• _Input rows_

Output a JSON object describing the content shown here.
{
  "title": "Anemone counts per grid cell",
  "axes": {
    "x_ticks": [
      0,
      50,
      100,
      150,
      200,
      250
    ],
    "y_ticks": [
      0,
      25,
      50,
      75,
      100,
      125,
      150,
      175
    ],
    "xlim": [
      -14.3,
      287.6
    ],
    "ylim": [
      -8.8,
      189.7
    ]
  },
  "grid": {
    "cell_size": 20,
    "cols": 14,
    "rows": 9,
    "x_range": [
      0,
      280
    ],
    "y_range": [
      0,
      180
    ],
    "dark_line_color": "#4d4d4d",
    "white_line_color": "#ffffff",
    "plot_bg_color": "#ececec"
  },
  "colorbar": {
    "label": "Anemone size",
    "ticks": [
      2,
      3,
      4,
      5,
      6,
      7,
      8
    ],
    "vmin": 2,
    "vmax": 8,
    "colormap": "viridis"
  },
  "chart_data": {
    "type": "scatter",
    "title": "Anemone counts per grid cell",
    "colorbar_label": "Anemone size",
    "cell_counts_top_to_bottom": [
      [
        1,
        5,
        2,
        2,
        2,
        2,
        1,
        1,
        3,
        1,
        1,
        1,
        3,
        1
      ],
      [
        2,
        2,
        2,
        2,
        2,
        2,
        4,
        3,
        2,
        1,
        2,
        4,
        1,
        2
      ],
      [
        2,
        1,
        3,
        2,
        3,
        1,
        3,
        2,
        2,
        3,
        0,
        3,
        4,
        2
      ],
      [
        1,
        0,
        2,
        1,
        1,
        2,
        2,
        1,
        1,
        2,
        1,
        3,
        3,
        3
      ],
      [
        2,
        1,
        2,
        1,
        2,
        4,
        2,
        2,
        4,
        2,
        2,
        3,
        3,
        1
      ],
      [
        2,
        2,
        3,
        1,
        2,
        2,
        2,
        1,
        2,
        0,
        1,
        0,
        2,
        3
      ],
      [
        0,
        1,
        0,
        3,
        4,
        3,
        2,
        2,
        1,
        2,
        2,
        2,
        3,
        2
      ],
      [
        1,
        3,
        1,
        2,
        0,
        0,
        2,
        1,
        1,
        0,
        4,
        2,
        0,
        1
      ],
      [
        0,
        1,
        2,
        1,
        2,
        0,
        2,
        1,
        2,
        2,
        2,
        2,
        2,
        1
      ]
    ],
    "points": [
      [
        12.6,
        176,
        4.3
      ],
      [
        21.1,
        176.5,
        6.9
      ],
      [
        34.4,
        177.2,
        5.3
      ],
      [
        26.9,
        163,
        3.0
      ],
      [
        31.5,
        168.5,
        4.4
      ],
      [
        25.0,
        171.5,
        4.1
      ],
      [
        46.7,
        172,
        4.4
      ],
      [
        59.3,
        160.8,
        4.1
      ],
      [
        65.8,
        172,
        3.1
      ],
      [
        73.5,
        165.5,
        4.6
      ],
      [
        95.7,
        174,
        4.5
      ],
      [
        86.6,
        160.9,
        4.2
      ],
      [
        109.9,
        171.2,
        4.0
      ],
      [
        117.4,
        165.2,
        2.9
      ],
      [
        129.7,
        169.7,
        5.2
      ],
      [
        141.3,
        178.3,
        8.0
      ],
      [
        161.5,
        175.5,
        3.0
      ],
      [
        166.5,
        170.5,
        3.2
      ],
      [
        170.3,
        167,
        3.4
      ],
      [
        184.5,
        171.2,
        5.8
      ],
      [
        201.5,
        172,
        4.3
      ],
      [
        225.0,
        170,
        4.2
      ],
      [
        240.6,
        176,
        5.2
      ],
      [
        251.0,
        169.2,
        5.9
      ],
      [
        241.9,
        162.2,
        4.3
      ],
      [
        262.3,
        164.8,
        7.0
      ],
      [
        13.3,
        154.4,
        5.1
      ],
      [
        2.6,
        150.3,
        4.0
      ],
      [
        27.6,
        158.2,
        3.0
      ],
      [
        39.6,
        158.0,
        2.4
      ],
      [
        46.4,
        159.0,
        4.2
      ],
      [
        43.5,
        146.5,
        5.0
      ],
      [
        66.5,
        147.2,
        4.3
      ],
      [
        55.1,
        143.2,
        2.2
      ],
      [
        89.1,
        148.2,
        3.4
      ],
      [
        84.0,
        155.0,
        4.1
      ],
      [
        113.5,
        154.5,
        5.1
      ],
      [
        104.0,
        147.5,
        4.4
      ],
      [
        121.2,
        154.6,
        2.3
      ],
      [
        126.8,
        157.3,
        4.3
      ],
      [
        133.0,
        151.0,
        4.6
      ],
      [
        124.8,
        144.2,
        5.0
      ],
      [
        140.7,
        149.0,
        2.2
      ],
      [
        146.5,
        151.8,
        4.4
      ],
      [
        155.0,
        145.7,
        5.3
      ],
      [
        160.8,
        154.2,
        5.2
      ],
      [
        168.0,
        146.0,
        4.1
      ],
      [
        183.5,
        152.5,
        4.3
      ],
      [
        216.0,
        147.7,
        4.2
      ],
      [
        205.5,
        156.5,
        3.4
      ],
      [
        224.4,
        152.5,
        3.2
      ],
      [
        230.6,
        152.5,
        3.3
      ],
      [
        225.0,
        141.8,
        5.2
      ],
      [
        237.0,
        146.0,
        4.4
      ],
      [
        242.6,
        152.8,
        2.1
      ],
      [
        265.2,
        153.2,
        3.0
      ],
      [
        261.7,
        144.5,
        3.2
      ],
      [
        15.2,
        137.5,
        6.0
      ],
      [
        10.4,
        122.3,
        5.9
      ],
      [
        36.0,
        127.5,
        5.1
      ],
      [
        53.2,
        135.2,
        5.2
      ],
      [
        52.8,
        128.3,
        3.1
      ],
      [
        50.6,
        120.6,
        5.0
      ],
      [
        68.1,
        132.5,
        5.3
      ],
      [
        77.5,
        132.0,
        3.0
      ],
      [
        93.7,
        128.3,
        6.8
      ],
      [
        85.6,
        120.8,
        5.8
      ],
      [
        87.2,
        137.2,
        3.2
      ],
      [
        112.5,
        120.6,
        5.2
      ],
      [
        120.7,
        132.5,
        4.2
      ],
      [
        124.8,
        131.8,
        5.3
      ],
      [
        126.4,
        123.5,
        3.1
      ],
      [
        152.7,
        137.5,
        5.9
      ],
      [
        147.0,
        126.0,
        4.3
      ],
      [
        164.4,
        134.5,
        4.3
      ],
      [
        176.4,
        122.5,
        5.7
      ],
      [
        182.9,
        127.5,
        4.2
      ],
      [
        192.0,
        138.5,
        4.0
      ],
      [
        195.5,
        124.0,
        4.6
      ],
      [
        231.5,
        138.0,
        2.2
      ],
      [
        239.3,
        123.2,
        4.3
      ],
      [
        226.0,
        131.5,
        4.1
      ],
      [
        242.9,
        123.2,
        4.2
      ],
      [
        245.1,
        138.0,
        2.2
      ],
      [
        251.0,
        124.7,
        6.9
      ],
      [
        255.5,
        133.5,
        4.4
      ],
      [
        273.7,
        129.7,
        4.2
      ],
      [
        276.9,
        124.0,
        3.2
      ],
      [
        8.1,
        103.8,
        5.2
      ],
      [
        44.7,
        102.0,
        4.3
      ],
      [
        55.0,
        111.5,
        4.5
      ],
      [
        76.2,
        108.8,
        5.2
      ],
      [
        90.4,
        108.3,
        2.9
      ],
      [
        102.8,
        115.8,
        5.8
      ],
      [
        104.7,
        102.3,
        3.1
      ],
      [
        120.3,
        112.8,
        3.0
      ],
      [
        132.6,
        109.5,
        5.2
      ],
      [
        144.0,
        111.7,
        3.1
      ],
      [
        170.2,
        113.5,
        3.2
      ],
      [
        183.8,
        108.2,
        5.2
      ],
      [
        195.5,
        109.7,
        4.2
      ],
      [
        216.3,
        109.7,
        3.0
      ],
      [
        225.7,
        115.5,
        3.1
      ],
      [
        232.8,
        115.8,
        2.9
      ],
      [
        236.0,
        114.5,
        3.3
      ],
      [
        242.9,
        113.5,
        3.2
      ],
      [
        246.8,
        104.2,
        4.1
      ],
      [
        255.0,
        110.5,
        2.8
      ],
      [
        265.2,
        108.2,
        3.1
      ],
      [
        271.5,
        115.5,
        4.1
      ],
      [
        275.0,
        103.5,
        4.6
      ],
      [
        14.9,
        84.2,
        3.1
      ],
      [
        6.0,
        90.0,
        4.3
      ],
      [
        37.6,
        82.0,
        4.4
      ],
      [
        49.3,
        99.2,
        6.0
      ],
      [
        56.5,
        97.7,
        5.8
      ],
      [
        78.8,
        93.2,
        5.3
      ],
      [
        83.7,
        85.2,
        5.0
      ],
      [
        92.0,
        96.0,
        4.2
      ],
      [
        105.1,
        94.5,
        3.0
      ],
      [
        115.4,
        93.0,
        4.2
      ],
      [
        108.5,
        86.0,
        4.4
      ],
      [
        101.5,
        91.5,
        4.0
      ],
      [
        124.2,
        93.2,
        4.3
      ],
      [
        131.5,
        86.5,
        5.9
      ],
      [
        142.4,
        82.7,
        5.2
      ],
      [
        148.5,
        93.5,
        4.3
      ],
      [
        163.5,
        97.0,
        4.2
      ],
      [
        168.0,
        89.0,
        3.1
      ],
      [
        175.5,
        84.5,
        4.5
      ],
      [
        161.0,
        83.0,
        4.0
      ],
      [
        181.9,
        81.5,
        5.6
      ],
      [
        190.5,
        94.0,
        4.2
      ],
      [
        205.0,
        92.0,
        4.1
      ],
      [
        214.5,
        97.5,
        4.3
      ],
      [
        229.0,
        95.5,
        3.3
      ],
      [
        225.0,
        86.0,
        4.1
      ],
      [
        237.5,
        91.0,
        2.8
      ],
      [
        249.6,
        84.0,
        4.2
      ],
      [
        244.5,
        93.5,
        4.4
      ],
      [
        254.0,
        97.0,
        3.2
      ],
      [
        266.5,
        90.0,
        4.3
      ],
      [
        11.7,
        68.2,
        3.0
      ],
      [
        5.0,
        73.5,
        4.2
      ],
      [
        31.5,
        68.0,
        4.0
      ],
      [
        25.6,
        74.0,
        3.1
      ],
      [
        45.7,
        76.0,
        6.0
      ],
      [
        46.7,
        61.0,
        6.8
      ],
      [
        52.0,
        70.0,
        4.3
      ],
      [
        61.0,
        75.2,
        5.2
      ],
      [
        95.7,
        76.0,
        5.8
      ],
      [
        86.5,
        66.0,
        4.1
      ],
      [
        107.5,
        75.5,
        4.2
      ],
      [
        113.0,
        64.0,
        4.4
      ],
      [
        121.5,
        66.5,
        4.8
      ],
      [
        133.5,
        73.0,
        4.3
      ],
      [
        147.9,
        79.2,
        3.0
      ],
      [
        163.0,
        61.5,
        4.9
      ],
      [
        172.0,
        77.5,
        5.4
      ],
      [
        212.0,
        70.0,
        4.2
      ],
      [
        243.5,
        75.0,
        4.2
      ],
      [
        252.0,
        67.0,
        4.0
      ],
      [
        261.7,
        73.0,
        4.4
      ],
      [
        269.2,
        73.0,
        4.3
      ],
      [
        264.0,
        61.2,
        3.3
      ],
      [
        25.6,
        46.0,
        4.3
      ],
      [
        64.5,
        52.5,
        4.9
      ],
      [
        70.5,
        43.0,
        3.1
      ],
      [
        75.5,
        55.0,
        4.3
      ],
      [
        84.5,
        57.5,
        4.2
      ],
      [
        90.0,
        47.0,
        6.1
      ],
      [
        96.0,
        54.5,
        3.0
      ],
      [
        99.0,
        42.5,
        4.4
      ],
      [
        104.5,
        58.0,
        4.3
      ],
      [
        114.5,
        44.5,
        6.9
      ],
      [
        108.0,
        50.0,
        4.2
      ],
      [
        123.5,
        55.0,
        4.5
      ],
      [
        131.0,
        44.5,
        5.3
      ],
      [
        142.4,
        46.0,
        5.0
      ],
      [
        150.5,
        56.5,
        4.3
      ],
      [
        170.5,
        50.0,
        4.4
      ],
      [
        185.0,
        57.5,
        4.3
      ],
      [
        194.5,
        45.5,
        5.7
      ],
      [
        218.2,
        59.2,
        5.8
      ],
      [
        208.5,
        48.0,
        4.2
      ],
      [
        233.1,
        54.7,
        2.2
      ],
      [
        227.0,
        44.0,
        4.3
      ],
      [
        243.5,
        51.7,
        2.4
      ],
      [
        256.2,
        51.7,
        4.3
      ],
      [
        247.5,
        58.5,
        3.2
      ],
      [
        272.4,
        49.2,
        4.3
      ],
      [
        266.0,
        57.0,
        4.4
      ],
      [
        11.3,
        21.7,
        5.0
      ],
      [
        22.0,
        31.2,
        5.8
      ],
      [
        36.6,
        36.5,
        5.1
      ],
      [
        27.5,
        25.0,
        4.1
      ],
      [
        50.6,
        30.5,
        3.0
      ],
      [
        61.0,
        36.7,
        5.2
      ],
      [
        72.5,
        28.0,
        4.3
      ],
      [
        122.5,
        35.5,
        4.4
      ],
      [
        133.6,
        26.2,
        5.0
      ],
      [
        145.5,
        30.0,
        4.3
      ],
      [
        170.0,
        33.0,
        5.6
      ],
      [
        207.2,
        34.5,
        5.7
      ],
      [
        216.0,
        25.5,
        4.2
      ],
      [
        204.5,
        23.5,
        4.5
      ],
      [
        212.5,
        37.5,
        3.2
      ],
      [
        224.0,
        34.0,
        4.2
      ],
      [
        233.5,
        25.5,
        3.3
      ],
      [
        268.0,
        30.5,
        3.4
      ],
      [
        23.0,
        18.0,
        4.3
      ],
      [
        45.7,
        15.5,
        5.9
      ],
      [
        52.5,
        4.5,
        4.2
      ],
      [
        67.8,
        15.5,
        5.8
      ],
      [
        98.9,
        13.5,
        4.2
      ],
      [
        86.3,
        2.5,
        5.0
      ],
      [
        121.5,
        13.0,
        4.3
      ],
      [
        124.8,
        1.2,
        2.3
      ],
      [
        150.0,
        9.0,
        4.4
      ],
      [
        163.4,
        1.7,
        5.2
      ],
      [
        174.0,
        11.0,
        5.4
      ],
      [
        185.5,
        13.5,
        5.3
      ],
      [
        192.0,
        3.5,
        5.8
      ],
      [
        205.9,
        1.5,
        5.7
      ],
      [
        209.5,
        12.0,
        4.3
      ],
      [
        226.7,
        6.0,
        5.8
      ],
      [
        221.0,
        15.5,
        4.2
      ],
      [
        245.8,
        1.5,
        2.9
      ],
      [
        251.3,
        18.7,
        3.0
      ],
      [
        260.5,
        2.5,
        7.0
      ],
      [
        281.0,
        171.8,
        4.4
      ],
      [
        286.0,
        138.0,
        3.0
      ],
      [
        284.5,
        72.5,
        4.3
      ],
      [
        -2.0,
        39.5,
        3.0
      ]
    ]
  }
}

• _Problem statement_
From the records given above, copy all lines containing "Anemone".

• _Response to this exercise_
  "title": "Anemone counts per grid cell",
    "label": "Anemone size",
    "title": "Anemone counts per grid cell",
    "colorbar_label": "Anemone size",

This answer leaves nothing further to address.